── Dataset excerpts

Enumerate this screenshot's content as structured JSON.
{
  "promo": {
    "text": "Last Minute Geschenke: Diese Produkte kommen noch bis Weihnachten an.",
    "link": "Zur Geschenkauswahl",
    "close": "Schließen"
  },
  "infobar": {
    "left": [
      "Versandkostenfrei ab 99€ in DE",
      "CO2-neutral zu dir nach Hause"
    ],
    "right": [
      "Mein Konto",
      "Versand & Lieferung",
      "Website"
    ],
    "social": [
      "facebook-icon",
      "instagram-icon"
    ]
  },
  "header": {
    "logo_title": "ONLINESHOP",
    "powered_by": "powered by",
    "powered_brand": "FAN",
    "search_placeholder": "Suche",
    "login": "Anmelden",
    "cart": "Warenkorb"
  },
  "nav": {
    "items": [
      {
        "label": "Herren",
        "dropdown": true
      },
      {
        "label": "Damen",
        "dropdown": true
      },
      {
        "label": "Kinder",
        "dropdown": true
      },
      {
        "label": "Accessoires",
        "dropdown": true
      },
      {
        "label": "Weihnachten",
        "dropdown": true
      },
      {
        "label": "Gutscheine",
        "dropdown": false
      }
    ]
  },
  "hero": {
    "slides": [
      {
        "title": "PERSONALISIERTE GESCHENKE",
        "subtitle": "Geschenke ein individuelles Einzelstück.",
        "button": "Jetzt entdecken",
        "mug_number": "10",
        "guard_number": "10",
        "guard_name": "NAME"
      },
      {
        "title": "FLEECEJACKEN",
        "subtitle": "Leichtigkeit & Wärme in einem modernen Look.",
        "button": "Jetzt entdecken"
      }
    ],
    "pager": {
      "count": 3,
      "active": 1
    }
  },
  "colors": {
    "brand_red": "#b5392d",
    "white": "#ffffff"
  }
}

────

Prompt:
Copy each record from above exactly, and include every line.

Output for this task:
Enumerate this screenshot's content as structured JSON.
{
  "promo": {
    "text": "Last Minute Geschenke: Diese Produkte kommen noch bis Weihnachten an.",
    "link": "Zur Geschenkauswahl",
    "close": "Schließen"
  },
  "infobar": {
    "left": [
      "Versandkostenfrei ab 99€ in DE",
      "CO2-neutral zu dir nach Hause"
    ],
    "right": [
      "Mein Konto",
      "Versand & Lieferung",
      "Website"
    ],
    "social": [
      "facebook-icon",
      "instagram-icon"
    ]
  },
  "header": {
    "logo_title": "ONLINESHOP",
    "powered_by": "powered by",
    "powered_brand": "FAN",
    "search_placeholder": "Suche",
    "login": "Anmelden",
    "cart": "Warenkorb"
  },
  "nav": {
    "items": [
      {
        "label": "Herren",
        "dropdown": true
      },
      {
        "label": "Damen",
        "dropdown": true
      },
      {
        "label": "Kinder",
        "dropdown": true
      },
      {
        "label": "Accessoires",
        "dropdown": true
      },
      {
        "label": "Weihnachten",
        "dropdown": true
      },
      {
        "label": "Gutscheine",
        "dropdown": false
      }
    ]
  },
  "hero": {
    "slides": [
      {
        "title": "PERSONALISIERTE GESCHENKE",
        "subtitle": "Geschenke ein individuelles Einzelstück.",
        "button": "Jetzt entdecken",
        "mug_number": "10",
        "guard_number": "10",
        "guard_name": "NAME"
      },
      {
        "title": "FLEECEJACKEN",
        "subtitle": "Leichtigkeit & Wärme in einem modernen Look.",
        "button": "Jetzt entdecken"
      }
    ],
    "pager": {
      "count": 3,
      "active": 1
    }
  },
  "colors": {
    "brand_red": "#b5392d",
    "white": "#ffffff"
  }
}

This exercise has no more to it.